• Problem to solve
Print the whole listing exactly.
* start Supplied data *
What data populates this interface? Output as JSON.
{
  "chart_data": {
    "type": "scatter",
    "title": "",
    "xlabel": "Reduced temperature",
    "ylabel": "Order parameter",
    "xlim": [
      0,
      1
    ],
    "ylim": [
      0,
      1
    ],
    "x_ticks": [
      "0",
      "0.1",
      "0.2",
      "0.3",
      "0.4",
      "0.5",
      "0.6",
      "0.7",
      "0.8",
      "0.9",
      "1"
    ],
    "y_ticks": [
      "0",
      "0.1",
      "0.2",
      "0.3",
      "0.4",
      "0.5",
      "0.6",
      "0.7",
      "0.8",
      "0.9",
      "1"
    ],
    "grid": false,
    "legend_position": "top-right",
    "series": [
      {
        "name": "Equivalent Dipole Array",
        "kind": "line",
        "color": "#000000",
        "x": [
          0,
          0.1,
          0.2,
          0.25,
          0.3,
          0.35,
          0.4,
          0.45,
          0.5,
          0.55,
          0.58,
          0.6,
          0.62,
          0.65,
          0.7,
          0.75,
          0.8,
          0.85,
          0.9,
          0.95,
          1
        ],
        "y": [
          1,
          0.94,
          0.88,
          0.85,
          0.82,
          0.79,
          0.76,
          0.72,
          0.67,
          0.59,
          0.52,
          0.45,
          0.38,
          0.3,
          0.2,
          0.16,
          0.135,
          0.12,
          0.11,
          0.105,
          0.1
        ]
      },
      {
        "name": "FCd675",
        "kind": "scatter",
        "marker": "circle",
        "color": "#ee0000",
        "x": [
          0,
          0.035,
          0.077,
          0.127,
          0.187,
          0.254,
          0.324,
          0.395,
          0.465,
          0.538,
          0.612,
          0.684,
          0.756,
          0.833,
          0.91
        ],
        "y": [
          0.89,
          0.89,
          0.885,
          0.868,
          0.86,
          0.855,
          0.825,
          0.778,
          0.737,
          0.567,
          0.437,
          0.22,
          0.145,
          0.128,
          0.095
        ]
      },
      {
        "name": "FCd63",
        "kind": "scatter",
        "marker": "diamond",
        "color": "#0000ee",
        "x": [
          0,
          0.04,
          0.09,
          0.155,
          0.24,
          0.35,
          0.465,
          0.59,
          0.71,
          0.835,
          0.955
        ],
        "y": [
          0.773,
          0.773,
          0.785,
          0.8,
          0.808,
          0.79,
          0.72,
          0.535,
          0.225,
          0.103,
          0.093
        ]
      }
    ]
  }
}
* end Supplied data *
• Written solution
What data populates this interface? Output as JSON.
{
  "chart_data": {
    "type": "scatter",
    "title": "",
    "xlabel": "Reduced temperature",
    "ylabel": "Order parameter",
    "xlim": [
      0,
      1
    ],
    "ylim": [
      0,
      1
    ],
    "x_ticks": [
      "0",
      "0.1",
      "0.2",
      "0.3",
      "0.4",
      "0.5",
      "0.6",
      "0.7",
      "0.8",
      "0.9",
      "1"
    ],
    "y_ticks": [
      "0",
      "0.1",
      "0.2",
      "0.3",
      "0.4",
      "0.5",
      "0.6",
      "0.7",
      "0.8",
      "0.9",
      "1"
    ],
    "grid": false,
    "legend_position": "top-right",
    "series": [
      {
        "name": "Equivalent Dipole Array",
        "kind": "line",
        "color": "#000000",
        "x": [
          0,
          0.1,
          0.2,
          0.25,
          0.3,
          0.35,
          0.4,
          0.45,
          0.5,
          0.55,
          0.58,
          0.6,
          0.62,
          0.65,
          0.7,
          0.75,
          0.8,
          0.85,
          0.9,
          0.95,
          1
        ],
        "y": [
          1,
          0.94,
          0.88,
          0.85,
          0.82,
          0.79,
          0.76,
          0.72,
          0.67,
          0.59,
          0.52,
          0.45,
          0.38,
          0.3,
          0.2,
          0.16,
          0.135,
          0.12,
          0.11,
          0.105,
          0.1
        ]
      },
      {
        "name": "FCd675",
        "kind": "scatter",
        "marker": "circle",
        "color": "#ee0000",
        "x": [
          0,
          0.035,
          0.077,
          0.127,
          0.187,
          0.254,
          0.324,
          0.395,
          0.465,
          0.538,
          0.612,
          0.684,
          0.756,
          0.833,
          0.91
        ],
        "y": [
          0.89,
          0.89,
          0.885,
          0.868,
          0.86,
          0.855,
          0.825,
          0.778,
          0.737,
          0.567,
          0.437,
          0.22,
          0.145,
          0.128,
          0.095
        ]
      },
      {
        "name": "FCd63",
        "kind": "scatter",
        "marker": "diamond",
        "color": "#0000ee",
        "x": [
          0,
          0.04,
          0.09,
          0.155,
          0.24,
          0.35,
          0.465,
          0.59,
          0.71,
          0.835,
          0.955
        ],
        "y": [
          0.773,
          0.773,
          0.785,
          0.8,
          0.808,
          0.79,
          0.72,
          0.535,
          0.225,
          0.103,
          0.093
        ]
      }
    ]
  }
}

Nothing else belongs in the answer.